◆ SOURCE DATA:
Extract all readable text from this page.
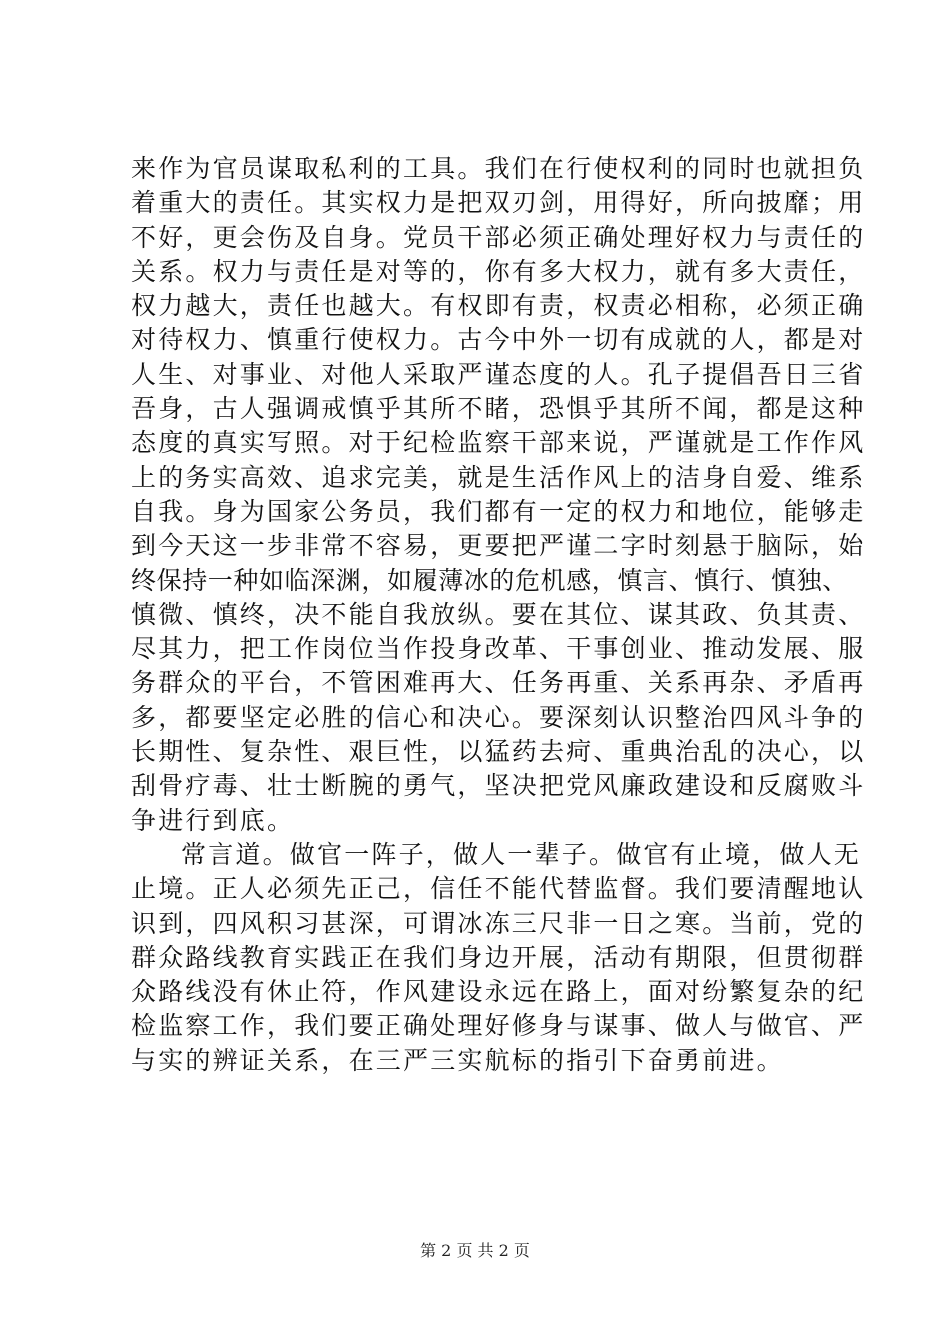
来作为官员谋取私利的工具。我们在行使权利的同时也就担负
着重大的责任。其实权力是把双刃剑，用得好，所向披靡；用
不好，更会伤及自身。党员干部必须正确处理好权力与责任的
关系。权力与责任是对等的，你有多大权力，就有多大责任，
权力越大，责任也越大。有权即有责，权责必相称，必须正确
对待权力、慎重行使权力。古今中外一切有成就的人，都是对
人生、对事业、对他人采取严谨态度的人。孔子提倡吾日三省
吾身，古人强调戒慎乎其所不睹，恐惧乎其所不闻，都是这种
态度的真实写照。对于纪检监察干部来说，严谨就是工作作风
上的务实高效、追求完美，就是生活作风上的洁身自爱、维系
自我。身为国家公务员，我们都有一定的权力和地位，能够走
到今天这一步非常不容易，更要把严谨二字时刻悬于脑际，始
终保持一种如临深渊，如履薄冰的危机感，慎言、慎行、慎独、
慎微、慎终，决不能自我放纵。要在其位、谋其政、负其责、
尽其力，把工作岗位当作投身改革、干事创业、推动发展、服
务群众的平台，不管困难再大、任务再重、关系再杂、矛盾再
多，都要坚定必胜的信心和决心。要深刻认识整治四风斗争的
长期性、复杂性、艰巨性，以猛药去疴、重典治乱的决心，以
刮骨疗毒、壮士断腕的勇气，坚决把党风廉政建设和反腐败斗
争进行到底。
常言道。做官一阵子，做人一辈子。做官有止境，做人无
止境。正人必须先正己，信任不能代替监督。我们要清醒地认
识到，四风积习甚深，可谓冰冻三尺非一日之寒。当前，党的
群众路线教育实践正在我们身边开展，活动有期限，但贯彻群
众路线没有休止符，作风建设永远在路上，面对纷繁复杂的纪
检监察工作，我们要正确处理好修身与谋事、做人与做官、严
与实的辨证关系，在三严三实航标的指引下奋勇前进。
第 2 页 共 2 页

◆ REQUIREMENT: Reproduce all of the entries word for word, skipping any pictures they hold.

◆ WRITTEN REPLY:
Extract all readable text from this page.
来作为官员谋取私利的工具。我们在行使权利的同时也就担负
着重大的责任。其实权力是把双刃剑，用得好，所向披靡；用
不好，更会伤及自身。党员干部必须正确处理好权力与责任的
关系。权力与责任是对等的，你有多大权力，就有多大责任，
权力越大，责任也越大。有权即有责，权责必相称，必须正确
对待权力、慎重行使权力。古今中外一切有成就的人，都是对
人生、对事业、对他人采取严谨态度的人。孔子提倡吾日三省
吾身，古人强调戒慎乎其所不睹，恐惧乎其所不闻，都是这种
态度的真实写照。对于纪检监察干部来说，严谨就是工作作风
上的务实高效、追求完美，就是生活作风上的洁身自爱、维系
自我。身为国家公务员，我们都有一定的权力和地位，能够走
到今天这一步非常不容易，更要把严谨二字时刻悬于脑际，始
终保持一种如临深渊，如履薄冰的危机感，慎言、慎行、慎独、
慎微、慎终，决不能自我放纵。要在其位、谋其政、负其责、
尽其力，把工作岗位当作投身改革、干事创业、推动发展、服
务群众的平台，不管困难再大、任务再重、关系再杂、矛盾再
多，都要坚定必胜的信心和决心。要深刻认识整治四风斗争的
长期性、复杂性、艰巨性，以猛药去疴、重典治乱的决心，以
刮骨疗毒、壮士断腕的勇气，坚决把党风廉政建设和反腐败斗
争进行到底。
常言道。做官一阵子，做人一辈子。做官有止境，做人无
止境。正人必须先正己，信任不能代替监督。我们要清醒地认
识到，四风积习甚深，可谓冰冻三尺非一日之寒。当前，党的
群众路线教育实践正在我们身边开展，活动有期限，但贯彻群
众路线没有休止符，作风建设永远在路上，面对纷繁复杂的纪
检监察工作，我们要正确处理好修身与谋事、做人与做官、严
与实的辨证关系，在三严三实航标的指引下奋勇前进。
第 2 页 共 2 页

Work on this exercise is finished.